Without further comment, state how many lines in the listing below contain the word "fertile".
[start Supplied material]
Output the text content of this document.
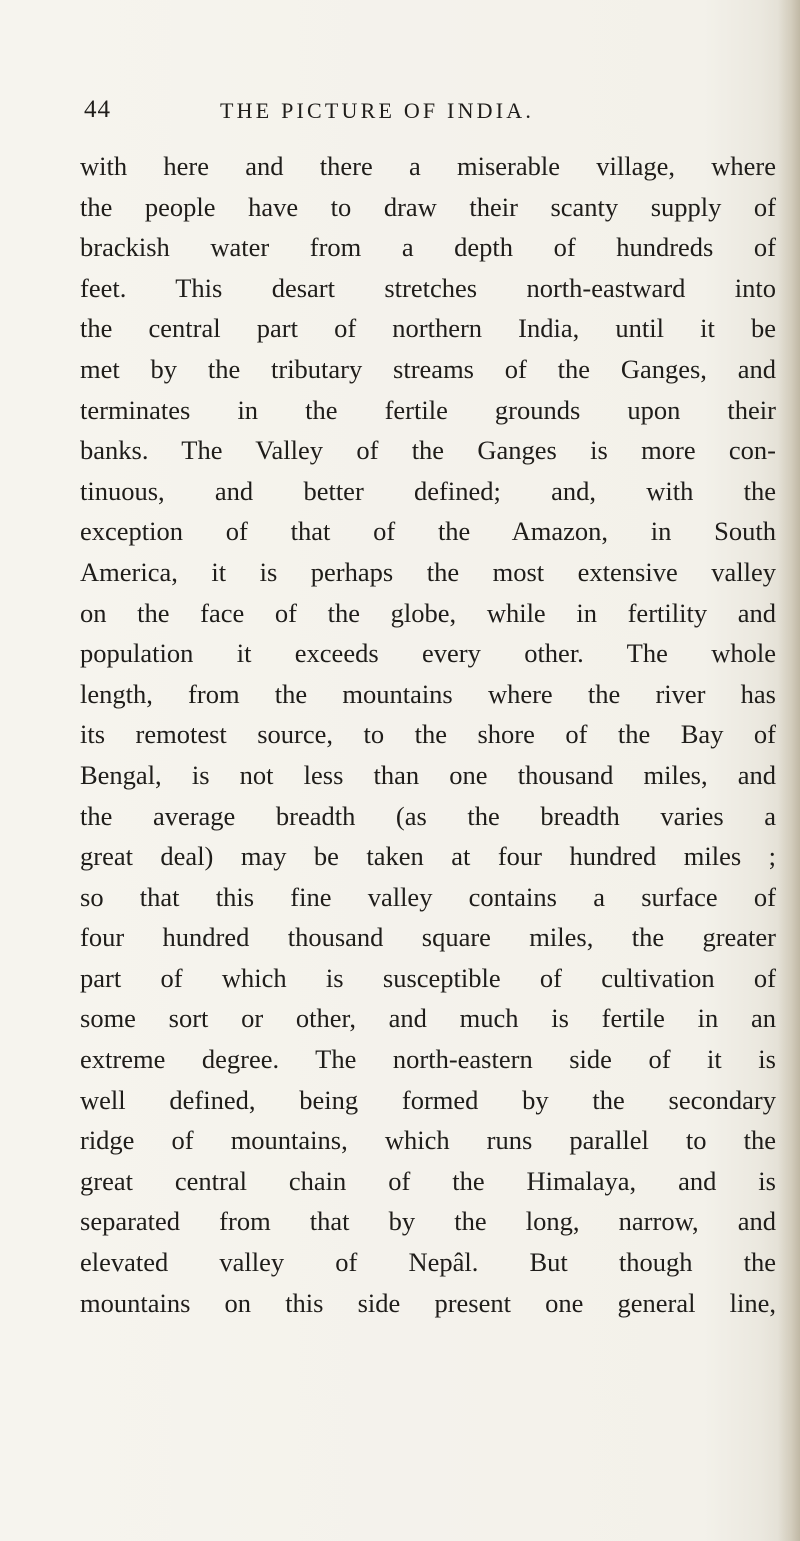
44	THE PICTURE OF INDIA.
with here and there a miserable village, where
the people have to draw their scanty supply of
brackish water from a depth of hundreds of
feet. This desart stretches north-eastward into
the central part of northern India, until it be
met by the tributary streams of the Ganges, and
terminates in the fertile grounds upon their
banks. The Valley of the Ganges is more con-
tinuous, and better defined; and, with the
exception of that of the Amazon, in South
America, it is perhaps the most extensive valley
on the face of the globe, while in fertility and
population it exceeds every other. The whole
length, from the mountains where the river has
its remotest source, to the shore of the Bay of
Bengal, is not less than one thousand miles, and
the average breadth (as the breadth varies a
great deal) may be taken at four hundred miles ;
so that this fine valley contains a surface of
four hundred thousand square miles, the greater
part of which is susceptible of cultivation of
some sort or other, and much is fertile in an
extreme degree. The north-eastern side of it is
well defined, being formed by the secondary
ridge of mountains, which runs parallel to the
great central chain of the Himalaya, and is
separated from that by the long, narrow, and
elevated valley of Nepâl. But though the
mountains on this side present one general line,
[end Supplied material]
**Reply:**
2